WHAT YOU HAVE TO DO — Exactly as they appear, output all of the records. Skip any images.

Begin DATASET EXCERPTS

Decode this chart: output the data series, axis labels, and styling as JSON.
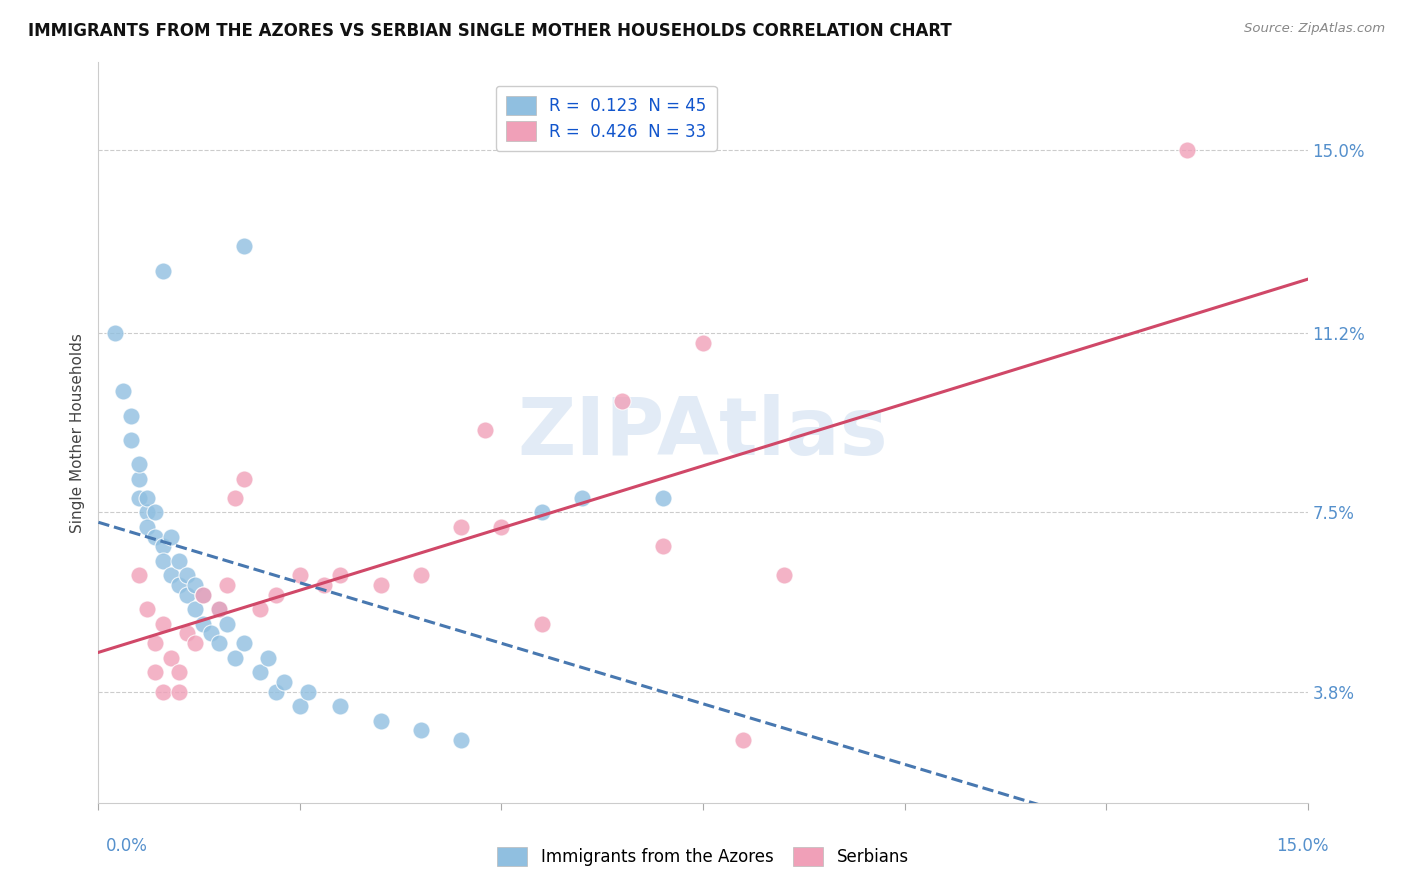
{
  "title": "IMMIGRANTS FROM THE AZORES VS SERBIAN SINGLE MOTHER HOUSEHOLDS CORRELATION CHART",
  "source": "Source: ZipAtlas.com",
  "ylabel": "Single Mother Households",
  "ytick_labels": [
    "3.8%",
    "7.5%",
    "11.2%",
    "15.0%"
  ],
  "ytick_values": [
    0.038,
    0.075,
    0.112,
    0.15
  ],
  "xlim": [
    0.0,
    0.15
  ],
  "ylim": [
    0.015,
    0.168
  ],
  "legend_entries": [
    {
      "label_r": "R =  0.123",
      "label_n": "  N = 45",
      "color": "#a8c8e8"
    },
    {
      "label_r": "R =  0.426",
      "label_n": "  N = 33",
      "color": "#f4a0b5"
    }
  ],
  "blue_scatter": [
    [
      0.002,
      0.112
    ],
    [
      0.003,
      0.1
    ],
    [
      0.004,
      0.09
    ],
    [
      0.004,
      0.095
    ],
    [
      0.005,
      0.082
    ],
    [
      0.005,
      0.078
    ],
    [
      0.005,
      0.085
    ],
    [
      0.006,
      0.075
    ],
    [
      0.006,
      0.078
    ],
    [
      0.006,
      0.072
    ],
    [
      0.007,
      0.07
    ],
    [
      0.007,
      0.075
    ],
    [
      0.008,
      0.068
    ],
    [
      0.008,
      0.065
    ],
    [
      0.009,
      0.062
    ],
    [
      0.009,
      0.07
    ],
    [
      0.01,
      0.06
    ],
    [
      0.01,
      0.065
    ],
    [
      0.011,
      0.058
    ],
    [
      0.011,
      0.062
    ],
    [
      0.012,
      0.055
    ],
    [
      0.012,
      0.06
    ],
    [
      0.013,
      0.058
    ],
    [
      0.013,
      0.052
    ],
    [
      0.014,
      0.05
    ],
    [
      0.015,
      0.055
    ],
    [
      0.015,
      0.048
    ],
    [
      0.016,
      0.052
    ],
    [
      0.017,
      0.045
    ],
    [
      0.018,
      0.048
    ],
    [
      0.02,
      0.042
    ],
    [
      0.021,
      0.045
    ],
    [
      0.022,
      0.038
    ],
    [
      0.023,
      0.04
    ],
    [
      0.025,
      0.035
    ],
    [
      0.026,
      0.038
    ],
    [
      0.03,
      0.035
    ],
    [
      0.035,
      0.032
    ],
    [
      0.04,
      0.03
    ],
    [
      0.045,
      0.028
    ],
    [
      0.018,
      0.13
    ],
    [
      0.008,
      0.125
    ],
    [
      0.055,
      0.075
    ],
    [
      0.06,
      0.078
    ],
    [
      0.07,
      0.078
    ]
  ],
  "pink_scatter": [
    [
      0.005,
      0.062
    ],
    [
      0.006,
      0.055
    ],
    [
      0.007,
      0.048
    ],
    [
      0.007,
      0.042
    ],
    [
      0.008,
      0.052
    ],
    [
      0.008,
      0.038
    ],
    [
      0.009,
      0.045
    ],
    [
      0.01,
      0.042
    ],
    [
      0.01,
      0.038
    ],
    [
      0.011,
      0.05
    ],
    [
      0.012,
      0.048
    ],
    [
      0.013,
      0.058
    ],
    [
      0.015,
      0.055
    ],
    [
      0.016,
      0.06
    ],
    [
      0.017,
      0.078
    ],
    [
      0.018,
      0.082
    ],
    [
      0.02,
      0.055
    ],
    [
      0.022,
      0.058
    ],
    [
      0.025,
      0.062
    ],
    [
      0.028,
      0.06
    ],
    [
      0.03,
      0.062
    ],
    [
      0.035,
      0.06
    ],
    [
      0.04,
      0.062
    ],
    [
      0.045,
      0.072
    ],
    [
      0.048,
      0.092
    ],
    [
      0.05,
      0.072
    ],
    [
      0.055,
      0.052
    ],
    [
      0.065,
      0.098
    ],
    [
      0.07,
      0.068
    ],
    [
      0.075,
      0.11
    ],
    [
      0.08,
      0.028
    ],
    [
      0.085,
      0.062
    ],
    [
      0.135,
      0.15
    ]
  ],
  "blue_color": "#90bfe0",
  "pink_color": "#f0a0b8",
  "blue_line_color": "#4878b0",
  "pink_line_color": "#d04868",
  "background_color": "#ffffff",
  "title_fontsize": 12,
  "axis_label_fontsize": 11,
  "watermark_color": "#d0dff0",
  "watermark_alpha": 0.6
}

End DATASET EXCERPTS

TASK OUTPUT —
Decode this chart: output the data series, axis labels, and styling as JSON.
{
  "title": "IMMIGRANTS FROM THE AZORES VS SERBIAN SINGLE MOTHER HOUSEHOLDS CORRELATION CHART",
  "source": "Source: ZipAtlas.com",
  "ylabel": "Single Mother Households",
  "ytick_labels": [
    "3.8%",
    "7.5%",
    "11.2%",
    "15.0%"
  ],
  "ytick_values": [
    0.038,
    0.075,
    0.112,
    0.15
  ],
  "xlim": [
    0.0,
    0.15
  ],
  "ylim": [
    0.015,
    0.168
  ],
  "legend_entries": [
    {
      "label_r": "R =  0.123",
      "label_n": "  N = 45",
      "color": "#a8c8e8"
    },
    {
      "label_r": "R =  0.426",
      "label_n": "  N = 33",
      "color": "#f4a0b5"
    }
  ],
  "blue_scatter": [
    [
      0.002,
      0.112
    ],
    [
      0.003,
      0.1
    ],
    [
      0.004,
      0.09
    ],
    [
      0.004,
      0.095
    ],
    [
      0.005,
      0.082
    ],
    [
      0.005,
      0.078
    ],
    [
      0.005,
      0.085
    ],
    [
      0.006,
      0.075
    ],
    [
      0.006,
      0.078
    ],
    [
      0.006,
      0.072
    ],
    [
      0.007,
      0.07
    ],
    [
      0.007,
      0.075
    ],
    [
      0.008,
      0.068
    ],
    [
      0.008,
      0.065
    ],
    [
      0.009,
      0.062
    ],
    [
      0.009,
      0.07
    ],
    [
      0.01,
      0.06
    ],
    [
      0.01,
      0.065
    ],
    [
      0.011,
      0.058
    ],
    [
      0.011,
      0.062
    ],
    [
      0.012,
      0.055
    ],
    [
      0.012,
      0.06
    ],
    [
      0.013,
      0.058
    ],
    [
      0.013,
      0.052
    ],
    [
      0.014,
      0.05
    ],
    [
      0.015,
      0.055
    ],
    [
      0.015,
      0.048
    ],
    [
      0.016,
      0.052
    ],
    [
      0.017,
      0.045
    ],
    [
      0.018,
      0.048
    ],
    [
      0.02,
      0.042
    ],
    [
      0.021,
      0.045
    ],
    [
      0.022,
      0.038
    ],
    [
      0.023,
      0.04
    ],
    [
      0.025,
      0.035
    ],
    [
      0.026,
      0.038
    ],
    [
      0.03,
      0.035
    ],
    [
      0.035,
      0.032
    ],
    [
      0.04,
      0.03
    ],
    [
      0.045,
      0.028
    ],
    [
      0.018,
      0.13
    ],
    [
      0.008,
      0.125
    ],
    [
      0.055,
      0.075
    ],
    [
      0.06,
      0.078
    ],
    [
      0.07,
      0.078
    ]
  ],
  "pink_scatter": [
    [
      0.005,
      0.062
    ],
    [
      0.006,
      0.055
    ],
    [
      0.007,
      0.048
    ],
    [
      0.007,
      0.042
    ],
    [
      0.008,
      0.052
    ],
    [
      0.008,
      0.038
    ],
    [
      0.009,
      0.045
    ],
    [
      0.01,
      0.042
    ],
    [
      0.01,
      0.038
    ],
    [
      0.011,
      0.05
    ],
    [
      0.012,
      0.048
    ],
    [
      0.013,
      0.058
    ],
    [
      0.015,
      0.055
    ],
    [
      0.016,
      0.06
    ],
    [
      0.017,
      0.078
    ],
    [
      0.018,
      0.082
    ],
    [
      0.02,
      0.055
    ],
    [
      0.022,
      0.058
    ],
    [
      0.025,
      0.062
    ],
    [
      0.028,
      0.06
    ],
    [
      0.03,
      0.062
    ],
    [
      0.035,
      0.06
    ],
    [
      0.04,
      0.062
    ],
    [
      0.045,
      0.072
    ],
    [
      0.048,
      0.092
    ],
    [
      0.05,
      0.072
    ],
    [
      0.055,
      0.052
    ],
    [
      0.065,
      0.098
    ],
    [
      0.07,
      0.068
    ],
    [
      0.075,
      0.11
    ],
    [
      0.08,
      0.028
    ],
    [
      0.085,
      0.062
    ],
    [
      0.135,
      0.15
    ]
  ],
  "blue_color": "#90bfe0",
  "pink_color": "#f0a0b8",
  "blue_line_color": "#4878b0",
  "pink_line_color": "#d04868",
  "background_color": "#ffffff",
  "title_fontsize": 12,
  "axis_label_fontsize": 11,
  "watermark_color": "#d0dff0",
  "watermark_alpha": 0.6
}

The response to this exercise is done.